GOAL:
From the material below, list every line containing "kleineren".
::: STORED RECORDS :::
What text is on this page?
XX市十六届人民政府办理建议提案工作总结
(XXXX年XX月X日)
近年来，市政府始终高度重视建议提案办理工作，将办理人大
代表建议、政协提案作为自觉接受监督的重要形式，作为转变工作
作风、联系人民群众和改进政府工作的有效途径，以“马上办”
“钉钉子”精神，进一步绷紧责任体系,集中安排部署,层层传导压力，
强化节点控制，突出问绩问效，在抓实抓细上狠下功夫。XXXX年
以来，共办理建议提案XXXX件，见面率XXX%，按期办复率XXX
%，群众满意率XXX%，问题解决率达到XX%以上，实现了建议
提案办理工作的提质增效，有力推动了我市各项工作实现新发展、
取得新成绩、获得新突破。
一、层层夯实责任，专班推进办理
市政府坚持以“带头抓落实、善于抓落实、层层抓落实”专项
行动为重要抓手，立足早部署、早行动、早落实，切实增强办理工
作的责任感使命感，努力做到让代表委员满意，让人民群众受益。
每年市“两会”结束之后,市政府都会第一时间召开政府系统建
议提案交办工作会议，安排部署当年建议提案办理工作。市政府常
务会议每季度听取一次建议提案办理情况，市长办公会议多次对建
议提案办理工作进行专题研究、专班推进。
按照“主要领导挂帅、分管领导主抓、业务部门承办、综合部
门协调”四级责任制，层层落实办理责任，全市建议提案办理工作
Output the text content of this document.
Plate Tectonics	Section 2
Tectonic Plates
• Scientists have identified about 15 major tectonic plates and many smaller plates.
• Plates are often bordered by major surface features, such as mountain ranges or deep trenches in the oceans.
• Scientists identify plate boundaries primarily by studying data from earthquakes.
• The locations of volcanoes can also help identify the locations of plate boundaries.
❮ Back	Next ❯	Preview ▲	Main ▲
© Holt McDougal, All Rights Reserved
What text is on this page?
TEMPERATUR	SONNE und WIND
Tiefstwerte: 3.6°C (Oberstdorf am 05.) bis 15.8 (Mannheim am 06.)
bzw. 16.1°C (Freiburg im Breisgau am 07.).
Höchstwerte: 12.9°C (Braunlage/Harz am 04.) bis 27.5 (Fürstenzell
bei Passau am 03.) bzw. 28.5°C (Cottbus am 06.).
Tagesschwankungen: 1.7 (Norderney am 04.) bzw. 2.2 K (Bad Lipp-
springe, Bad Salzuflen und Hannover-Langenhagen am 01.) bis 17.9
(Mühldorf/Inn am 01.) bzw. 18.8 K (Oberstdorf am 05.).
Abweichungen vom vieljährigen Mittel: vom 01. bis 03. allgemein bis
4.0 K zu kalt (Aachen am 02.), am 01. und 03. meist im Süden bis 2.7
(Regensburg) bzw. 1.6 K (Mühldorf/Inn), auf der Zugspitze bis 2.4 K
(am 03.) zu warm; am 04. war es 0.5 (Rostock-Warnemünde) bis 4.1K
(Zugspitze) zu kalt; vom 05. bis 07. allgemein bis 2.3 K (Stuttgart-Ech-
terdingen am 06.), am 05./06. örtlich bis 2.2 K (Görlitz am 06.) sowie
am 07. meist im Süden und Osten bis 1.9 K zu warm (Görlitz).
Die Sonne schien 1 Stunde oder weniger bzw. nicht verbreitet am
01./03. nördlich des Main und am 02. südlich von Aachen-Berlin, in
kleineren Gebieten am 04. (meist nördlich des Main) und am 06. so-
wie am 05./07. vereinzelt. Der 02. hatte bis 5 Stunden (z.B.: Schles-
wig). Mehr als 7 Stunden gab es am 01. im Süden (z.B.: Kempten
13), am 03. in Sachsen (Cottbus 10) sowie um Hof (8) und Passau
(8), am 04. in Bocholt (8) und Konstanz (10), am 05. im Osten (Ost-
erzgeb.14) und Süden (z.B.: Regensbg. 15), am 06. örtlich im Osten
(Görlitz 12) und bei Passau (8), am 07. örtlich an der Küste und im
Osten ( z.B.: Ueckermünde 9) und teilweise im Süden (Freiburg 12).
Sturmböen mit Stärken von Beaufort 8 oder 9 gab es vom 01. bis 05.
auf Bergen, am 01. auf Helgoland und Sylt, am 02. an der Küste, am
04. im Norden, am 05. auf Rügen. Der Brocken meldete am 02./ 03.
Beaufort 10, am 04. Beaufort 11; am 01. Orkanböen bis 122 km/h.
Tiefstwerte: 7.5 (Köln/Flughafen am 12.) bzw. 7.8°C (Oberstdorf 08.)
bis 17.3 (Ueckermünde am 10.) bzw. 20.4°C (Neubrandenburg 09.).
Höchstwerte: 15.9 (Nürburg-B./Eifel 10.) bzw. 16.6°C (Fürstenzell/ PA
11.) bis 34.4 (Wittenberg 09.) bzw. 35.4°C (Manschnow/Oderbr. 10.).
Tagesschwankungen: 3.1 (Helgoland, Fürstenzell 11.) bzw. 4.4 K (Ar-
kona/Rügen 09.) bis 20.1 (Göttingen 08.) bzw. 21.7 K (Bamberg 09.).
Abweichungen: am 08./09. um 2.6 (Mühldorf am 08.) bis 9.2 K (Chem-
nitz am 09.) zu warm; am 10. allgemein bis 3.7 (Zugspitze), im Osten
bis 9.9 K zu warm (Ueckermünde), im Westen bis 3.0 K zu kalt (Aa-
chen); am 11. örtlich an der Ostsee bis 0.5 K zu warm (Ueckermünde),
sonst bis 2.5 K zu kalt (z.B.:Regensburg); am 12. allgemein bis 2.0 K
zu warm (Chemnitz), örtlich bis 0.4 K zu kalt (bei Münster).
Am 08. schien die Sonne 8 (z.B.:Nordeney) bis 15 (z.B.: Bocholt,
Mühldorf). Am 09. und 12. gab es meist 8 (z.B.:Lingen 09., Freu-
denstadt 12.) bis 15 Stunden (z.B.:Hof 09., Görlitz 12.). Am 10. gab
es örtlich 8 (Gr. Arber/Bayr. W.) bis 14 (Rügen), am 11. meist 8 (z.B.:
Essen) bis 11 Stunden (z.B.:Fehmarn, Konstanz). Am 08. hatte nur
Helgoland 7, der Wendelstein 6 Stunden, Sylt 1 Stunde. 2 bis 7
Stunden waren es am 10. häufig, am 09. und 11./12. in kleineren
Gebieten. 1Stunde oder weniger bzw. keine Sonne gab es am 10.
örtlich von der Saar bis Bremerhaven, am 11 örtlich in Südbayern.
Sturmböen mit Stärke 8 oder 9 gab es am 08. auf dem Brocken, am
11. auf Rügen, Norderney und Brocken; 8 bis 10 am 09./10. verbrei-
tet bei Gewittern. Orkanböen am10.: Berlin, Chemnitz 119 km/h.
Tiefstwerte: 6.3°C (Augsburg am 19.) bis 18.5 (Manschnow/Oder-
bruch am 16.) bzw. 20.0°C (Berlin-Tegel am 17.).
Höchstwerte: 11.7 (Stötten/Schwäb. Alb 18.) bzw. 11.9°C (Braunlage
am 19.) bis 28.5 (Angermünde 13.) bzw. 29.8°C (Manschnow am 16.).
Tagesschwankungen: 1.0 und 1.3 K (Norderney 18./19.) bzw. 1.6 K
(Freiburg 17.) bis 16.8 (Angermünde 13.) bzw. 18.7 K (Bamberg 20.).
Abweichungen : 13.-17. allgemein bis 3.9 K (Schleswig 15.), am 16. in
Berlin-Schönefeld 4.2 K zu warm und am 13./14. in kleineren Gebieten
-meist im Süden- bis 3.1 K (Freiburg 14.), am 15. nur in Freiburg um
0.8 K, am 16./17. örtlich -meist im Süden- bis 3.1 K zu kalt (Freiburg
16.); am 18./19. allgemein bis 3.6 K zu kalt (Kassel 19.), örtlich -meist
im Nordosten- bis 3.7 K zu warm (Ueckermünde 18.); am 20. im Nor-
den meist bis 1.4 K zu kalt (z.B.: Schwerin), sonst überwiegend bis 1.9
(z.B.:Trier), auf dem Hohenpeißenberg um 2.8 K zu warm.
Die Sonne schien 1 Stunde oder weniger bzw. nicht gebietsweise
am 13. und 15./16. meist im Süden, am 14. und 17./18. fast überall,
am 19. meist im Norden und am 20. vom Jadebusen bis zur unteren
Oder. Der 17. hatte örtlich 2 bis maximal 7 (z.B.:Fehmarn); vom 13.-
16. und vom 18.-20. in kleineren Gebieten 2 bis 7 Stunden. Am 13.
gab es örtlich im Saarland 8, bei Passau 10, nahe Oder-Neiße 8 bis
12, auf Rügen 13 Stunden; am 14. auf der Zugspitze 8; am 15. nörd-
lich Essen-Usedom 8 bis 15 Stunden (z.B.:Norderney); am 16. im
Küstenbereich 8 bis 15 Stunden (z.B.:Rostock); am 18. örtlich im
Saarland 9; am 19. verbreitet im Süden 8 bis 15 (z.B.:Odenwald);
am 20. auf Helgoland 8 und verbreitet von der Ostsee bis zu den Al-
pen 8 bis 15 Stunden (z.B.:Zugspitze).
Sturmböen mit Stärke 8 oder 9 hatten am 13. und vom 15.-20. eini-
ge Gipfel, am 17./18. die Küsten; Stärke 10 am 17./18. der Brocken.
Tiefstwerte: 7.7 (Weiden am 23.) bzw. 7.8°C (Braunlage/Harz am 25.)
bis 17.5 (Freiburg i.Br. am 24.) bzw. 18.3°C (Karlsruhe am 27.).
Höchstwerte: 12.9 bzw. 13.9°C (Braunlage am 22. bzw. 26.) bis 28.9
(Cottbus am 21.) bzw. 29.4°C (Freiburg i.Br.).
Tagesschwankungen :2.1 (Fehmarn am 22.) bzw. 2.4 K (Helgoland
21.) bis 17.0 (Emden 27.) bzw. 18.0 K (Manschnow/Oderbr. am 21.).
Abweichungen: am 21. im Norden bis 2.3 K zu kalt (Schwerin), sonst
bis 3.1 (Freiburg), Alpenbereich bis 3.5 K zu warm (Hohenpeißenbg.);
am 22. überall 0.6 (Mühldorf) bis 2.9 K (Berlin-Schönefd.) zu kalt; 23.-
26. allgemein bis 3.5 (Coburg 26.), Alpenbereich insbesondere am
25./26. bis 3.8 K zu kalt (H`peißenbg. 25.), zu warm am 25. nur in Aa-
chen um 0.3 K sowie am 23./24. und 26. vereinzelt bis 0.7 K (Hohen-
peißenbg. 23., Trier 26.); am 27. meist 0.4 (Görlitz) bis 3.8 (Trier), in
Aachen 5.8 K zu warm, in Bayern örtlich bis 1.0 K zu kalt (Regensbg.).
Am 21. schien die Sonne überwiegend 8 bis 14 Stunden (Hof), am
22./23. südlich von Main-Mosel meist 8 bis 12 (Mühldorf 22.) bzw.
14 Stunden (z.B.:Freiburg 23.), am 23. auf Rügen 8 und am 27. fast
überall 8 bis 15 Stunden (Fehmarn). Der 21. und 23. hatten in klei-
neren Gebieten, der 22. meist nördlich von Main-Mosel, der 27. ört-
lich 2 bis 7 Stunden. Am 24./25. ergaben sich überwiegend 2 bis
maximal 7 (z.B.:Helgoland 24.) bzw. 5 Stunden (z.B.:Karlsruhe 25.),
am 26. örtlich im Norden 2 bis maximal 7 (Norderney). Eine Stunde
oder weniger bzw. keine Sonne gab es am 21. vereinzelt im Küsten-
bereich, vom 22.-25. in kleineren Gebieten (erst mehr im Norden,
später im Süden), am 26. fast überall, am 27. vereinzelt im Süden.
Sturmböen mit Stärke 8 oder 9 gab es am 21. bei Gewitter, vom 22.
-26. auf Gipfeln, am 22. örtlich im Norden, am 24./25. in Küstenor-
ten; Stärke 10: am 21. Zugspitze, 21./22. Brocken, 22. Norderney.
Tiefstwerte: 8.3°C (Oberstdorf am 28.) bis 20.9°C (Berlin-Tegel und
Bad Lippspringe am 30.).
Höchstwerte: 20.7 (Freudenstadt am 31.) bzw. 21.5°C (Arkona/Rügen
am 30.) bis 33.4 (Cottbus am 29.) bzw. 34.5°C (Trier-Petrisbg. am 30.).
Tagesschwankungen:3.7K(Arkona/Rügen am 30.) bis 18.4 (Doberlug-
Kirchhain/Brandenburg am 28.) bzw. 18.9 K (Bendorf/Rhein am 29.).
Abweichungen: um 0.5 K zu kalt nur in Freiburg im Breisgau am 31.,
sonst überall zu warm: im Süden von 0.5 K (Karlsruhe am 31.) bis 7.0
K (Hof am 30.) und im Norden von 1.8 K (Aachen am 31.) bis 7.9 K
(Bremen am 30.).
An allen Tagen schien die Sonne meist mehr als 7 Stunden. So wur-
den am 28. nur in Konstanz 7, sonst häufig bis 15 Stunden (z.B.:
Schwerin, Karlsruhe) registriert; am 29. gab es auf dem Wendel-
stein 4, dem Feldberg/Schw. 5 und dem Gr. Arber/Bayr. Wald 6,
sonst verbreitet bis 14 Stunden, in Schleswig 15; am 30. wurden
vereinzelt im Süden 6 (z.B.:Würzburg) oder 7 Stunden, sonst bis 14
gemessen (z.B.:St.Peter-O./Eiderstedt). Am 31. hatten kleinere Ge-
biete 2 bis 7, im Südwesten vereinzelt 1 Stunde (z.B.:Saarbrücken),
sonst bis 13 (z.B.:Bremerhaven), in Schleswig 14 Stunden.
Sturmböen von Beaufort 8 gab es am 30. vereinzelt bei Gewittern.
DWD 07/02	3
:::
EXERCISE OUTPUT:
kleineren Gebieten am 04. (meist nördlich des Main) und am 06. so-
Stunden waren es am 10. häufig, am 09. und 11./12. in kleineren
Berlin-Schönefeld 4.2 K zu warm und am 13./14. in kleineren Gebieten
16. und vom 18.-20. in kleineren Gebieten 2 bis 7 Stunden. Am 13.
bereich, vom 22.-25. in kleineren Gebieten (erst mehr im Norden,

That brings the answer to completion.